## [THE REQUEST]
Select each line in the items below that contains the string "扬华下载", and copy those lines out.

*** EXCERPTED DATA

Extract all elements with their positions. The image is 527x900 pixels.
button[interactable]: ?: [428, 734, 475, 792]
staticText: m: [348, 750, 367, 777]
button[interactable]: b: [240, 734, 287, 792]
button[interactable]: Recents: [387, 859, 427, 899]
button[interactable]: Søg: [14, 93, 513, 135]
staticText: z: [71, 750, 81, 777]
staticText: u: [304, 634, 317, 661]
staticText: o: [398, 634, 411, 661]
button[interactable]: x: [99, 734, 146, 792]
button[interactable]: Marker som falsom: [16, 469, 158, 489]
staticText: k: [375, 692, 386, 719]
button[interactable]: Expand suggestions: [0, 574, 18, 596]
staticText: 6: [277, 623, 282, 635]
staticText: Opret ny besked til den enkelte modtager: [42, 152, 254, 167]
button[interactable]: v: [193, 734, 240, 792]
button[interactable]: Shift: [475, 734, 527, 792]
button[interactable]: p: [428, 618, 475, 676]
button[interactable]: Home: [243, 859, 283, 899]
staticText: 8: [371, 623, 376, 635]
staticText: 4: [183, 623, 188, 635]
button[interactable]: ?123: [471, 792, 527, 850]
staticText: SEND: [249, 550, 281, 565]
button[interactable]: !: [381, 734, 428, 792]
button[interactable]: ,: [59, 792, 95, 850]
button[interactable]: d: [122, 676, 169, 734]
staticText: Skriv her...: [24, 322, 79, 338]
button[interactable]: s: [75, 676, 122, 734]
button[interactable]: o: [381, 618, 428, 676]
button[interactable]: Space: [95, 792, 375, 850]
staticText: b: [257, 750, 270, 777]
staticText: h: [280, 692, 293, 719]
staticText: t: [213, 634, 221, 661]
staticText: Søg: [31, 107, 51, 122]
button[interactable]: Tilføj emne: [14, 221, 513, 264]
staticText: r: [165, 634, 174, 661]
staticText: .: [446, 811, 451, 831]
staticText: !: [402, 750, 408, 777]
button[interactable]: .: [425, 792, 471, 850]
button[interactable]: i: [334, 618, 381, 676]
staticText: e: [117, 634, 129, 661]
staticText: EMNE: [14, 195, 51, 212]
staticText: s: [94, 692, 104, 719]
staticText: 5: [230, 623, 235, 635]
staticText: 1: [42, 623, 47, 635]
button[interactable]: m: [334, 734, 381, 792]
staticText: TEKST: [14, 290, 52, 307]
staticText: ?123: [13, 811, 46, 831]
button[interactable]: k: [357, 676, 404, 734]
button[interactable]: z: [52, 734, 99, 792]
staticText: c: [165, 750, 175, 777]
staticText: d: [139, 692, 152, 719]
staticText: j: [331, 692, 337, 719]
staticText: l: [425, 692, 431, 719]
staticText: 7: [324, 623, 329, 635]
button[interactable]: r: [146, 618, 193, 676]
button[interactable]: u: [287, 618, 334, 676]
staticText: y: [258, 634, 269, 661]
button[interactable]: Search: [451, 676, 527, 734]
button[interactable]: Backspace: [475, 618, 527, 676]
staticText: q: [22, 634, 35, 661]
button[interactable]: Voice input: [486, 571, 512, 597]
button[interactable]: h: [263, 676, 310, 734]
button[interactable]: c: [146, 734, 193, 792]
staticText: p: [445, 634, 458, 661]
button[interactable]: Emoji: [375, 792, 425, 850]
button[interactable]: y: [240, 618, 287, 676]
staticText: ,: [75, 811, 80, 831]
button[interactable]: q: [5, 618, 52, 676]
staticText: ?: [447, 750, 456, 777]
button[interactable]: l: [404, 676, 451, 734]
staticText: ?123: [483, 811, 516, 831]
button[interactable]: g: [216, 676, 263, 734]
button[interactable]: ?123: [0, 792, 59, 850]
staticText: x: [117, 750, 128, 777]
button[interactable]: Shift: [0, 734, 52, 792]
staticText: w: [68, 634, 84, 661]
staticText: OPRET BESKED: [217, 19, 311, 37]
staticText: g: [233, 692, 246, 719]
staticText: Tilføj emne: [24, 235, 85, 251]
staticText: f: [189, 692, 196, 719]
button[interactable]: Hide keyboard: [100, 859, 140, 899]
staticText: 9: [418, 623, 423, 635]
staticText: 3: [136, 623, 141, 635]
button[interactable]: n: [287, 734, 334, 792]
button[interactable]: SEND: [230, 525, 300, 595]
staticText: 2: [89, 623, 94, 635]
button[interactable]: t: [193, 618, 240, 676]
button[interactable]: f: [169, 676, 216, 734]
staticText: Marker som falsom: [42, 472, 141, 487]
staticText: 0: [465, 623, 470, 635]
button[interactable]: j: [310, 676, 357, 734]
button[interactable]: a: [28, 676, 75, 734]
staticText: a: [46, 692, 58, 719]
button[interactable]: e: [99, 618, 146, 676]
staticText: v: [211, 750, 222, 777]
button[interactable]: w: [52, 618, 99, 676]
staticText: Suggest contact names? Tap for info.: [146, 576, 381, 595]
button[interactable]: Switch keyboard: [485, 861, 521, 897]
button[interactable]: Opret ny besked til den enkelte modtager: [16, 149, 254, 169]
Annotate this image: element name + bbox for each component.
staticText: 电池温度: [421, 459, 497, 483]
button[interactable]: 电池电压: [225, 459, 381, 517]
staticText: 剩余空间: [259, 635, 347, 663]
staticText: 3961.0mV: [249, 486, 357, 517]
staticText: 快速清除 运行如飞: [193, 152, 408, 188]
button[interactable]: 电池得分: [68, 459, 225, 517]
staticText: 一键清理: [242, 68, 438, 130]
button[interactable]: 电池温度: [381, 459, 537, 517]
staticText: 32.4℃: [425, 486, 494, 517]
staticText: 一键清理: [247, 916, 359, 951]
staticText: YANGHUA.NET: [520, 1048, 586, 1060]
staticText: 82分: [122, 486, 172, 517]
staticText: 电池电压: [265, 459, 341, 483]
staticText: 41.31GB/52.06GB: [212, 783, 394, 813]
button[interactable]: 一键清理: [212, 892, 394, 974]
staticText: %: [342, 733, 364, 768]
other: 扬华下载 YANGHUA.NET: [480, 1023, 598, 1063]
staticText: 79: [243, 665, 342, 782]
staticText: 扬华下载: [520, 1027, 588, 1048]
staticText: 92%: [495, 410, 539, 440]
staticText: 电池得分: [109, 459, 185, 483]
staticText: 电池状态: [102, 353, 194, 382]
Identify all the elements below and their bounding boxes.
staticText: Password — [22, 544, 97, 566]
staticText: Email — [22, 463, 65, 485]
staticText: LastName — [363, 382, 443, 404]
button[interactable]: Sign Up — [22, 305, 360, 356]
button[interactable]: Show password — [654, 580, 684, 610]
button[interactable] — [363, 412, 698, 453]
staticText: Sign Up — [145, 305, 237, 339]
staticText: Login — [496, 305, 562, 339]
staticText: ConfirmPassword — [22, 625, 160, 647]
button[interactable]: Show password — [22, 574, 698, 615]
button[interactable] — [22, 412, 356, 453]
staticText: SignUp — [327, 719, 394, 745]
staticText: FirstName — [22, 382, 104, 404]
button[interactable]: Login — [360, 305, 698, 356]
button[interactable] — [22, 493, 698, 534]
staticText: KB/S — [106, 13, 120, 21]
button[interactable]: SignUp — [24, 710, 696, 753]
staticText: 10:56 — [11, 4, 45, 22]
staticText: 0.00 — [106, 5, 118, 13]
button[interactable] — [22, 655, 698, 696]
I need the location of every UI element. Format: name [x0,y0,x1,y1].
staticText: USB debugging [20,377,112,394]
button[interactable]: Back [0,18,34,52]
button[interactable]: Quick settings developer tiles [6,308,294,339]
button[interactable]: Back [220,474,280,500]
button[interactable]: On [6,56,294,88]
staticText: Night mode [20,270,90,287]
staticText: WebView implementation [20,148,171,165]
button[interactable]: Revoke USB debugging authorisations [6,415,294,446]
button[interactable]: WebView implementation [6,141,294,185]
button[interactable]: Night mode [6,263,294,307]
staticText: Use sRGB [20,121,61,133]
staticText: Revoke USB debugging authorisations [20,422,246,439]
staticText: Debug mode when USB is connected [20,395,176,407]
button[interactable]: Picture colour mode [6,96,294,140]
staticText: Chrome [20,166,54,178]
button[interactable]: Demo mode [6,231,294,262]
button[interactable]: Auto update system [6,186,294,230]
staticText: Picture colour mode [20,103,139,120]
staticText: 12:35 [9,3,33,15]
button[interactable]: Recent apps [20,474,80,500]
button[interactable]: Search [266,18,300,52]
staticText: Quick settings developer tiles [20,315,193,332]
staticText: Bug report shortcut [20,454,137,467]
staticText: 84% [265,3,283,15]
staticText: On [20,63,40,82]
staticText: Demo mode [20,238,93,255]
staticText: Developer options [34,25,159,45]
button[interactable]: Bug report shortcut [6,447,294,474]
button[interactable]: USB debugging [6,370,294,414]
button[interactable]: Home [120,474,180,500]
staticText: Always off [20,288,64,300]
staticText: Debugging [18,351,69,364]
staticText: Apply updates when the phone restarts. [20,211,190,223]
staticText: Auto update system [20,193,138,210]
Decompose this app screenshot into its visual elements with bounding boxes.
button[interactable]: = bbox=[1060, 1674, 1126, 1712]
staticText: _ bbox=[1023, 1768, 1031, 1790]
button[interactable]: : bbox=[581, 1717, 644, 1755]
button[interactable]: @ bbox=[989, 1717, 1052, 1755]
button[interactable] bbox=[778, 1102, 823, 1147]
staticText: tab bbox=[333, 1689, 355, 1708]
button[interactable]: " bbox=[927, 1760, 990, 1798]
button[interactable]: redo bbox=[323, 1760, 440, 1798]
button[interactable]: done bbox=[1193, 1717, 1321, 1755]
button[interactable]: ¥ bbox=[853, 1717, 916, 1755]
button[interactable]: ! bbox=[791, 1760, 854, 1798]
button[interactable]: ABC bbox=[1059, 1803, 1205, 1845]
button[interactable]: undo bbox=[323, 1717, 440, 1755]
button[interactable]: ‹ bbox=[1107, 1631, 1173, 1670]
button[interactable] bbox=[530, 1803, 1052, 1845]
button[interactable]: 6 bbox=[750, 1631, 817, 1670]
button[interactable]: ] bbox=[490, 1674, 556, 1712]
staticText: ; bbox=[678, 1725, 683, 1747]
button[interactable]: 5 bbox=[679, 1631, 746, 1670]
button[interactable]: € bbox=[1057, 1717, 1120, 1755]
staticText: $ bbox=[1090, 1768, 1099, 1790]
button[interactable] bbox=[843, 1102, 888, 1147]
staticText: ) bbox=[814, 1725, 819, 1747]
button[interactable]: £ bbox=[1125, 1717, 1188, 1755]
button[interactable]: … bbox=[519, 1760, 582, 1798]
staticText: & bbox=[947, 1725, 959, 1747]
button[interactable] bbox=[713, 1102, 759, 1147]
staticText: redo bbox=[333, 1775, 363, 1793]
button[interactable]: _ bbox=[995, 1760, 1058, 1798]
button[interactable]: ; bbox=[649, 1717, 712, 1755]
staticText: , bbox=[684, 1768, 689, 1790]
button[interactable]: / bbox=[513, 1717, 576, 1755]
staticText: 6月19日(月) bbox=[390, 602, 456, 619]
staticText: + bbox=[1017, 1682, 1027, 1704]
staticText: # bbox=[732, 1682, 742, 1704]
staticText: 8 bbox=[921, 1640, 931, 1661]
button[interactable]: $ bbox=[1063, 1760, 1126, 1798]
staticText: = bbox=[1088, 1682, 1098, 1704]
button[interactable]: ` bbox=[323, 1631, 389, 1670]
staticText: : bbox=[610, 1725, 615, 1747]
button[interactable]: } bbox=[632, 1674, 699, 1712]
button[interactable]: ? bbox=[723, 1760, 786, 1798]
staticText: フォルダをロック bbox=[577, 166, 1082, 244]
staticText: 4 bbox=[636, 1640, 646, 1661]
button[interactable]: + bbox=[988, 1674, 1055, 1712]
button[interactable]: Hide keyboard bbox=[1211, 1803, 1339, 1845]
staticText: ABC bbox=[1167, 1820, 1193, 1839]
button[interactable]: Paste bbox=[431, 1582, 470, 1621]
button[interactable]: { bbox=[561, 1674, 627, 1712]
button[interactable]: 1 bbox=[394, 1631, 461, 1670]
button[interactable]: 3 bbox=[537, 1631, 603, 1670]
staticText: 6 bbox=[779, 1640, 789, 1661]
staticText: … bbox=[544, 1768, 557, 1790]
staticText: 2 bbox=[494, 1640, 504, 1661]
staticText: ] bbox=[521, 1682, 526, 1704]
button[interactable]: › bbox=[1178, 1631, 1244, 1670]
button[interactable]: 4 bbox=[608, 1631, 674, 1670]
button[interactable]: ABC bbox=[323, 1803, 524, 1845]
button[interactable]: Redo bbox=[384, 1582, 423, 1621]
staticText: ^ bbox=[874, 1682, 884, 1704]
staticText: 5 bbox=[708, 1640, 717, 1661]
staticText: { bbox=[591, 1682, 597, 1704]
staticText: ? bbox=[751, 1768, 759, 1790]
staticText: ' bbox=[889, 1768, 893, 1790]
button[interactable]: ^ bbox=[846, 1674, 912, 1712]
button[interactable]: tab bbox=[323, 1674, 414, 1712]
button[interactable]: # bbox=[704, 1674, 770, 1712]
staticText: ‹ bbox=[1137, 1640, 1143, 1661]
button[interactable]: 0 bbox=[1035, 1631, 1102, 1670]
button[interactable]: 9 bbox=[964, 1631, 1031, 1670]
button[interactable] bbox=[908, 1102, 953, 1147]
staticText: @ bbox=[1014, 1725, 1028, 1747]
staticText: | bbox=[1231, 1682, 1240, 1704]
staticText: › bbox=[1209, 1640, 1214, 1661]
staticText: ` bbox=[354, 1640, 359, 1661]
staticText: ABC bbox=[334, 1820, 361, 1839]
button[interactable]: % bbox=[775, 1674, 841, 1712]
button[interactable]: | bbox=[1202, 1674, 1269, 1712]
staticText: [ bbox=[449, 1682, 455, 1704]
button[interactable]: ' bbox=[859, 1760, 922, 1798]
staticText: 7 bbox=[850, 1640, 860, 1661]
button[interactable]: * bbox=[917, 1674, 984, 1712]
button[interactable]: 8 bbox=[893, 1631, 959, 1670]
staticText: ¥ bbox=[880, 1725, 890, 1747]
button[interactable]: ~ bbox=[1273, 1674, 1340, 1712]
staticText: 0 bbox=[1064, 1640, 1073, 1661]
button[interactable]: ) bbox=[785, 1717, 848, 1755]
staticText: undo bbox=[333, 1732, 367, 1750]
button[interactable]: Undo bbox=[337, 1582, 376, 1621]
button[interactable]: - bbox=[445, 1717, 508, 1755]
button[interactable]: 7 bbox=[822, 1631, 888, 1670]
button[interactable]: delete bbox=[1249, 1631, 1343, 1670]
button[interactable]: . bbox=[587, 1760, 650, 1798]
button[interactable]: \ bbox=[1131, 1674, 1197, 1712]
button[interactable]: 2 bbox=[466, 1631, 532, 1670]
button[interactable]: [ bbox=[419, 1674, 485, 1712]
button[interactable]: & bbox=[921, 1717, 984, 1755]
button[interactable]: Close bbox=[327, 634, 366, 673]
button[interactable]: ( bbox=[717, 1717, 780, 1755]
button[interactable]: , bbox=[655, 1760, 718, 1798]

******

## [THE SOLUTION]
other: 扬华下载 YANGHUA.NET: [480, 1023, 598, 1063]
staticText: 扬华下载: [520, 1027, 588, 1048]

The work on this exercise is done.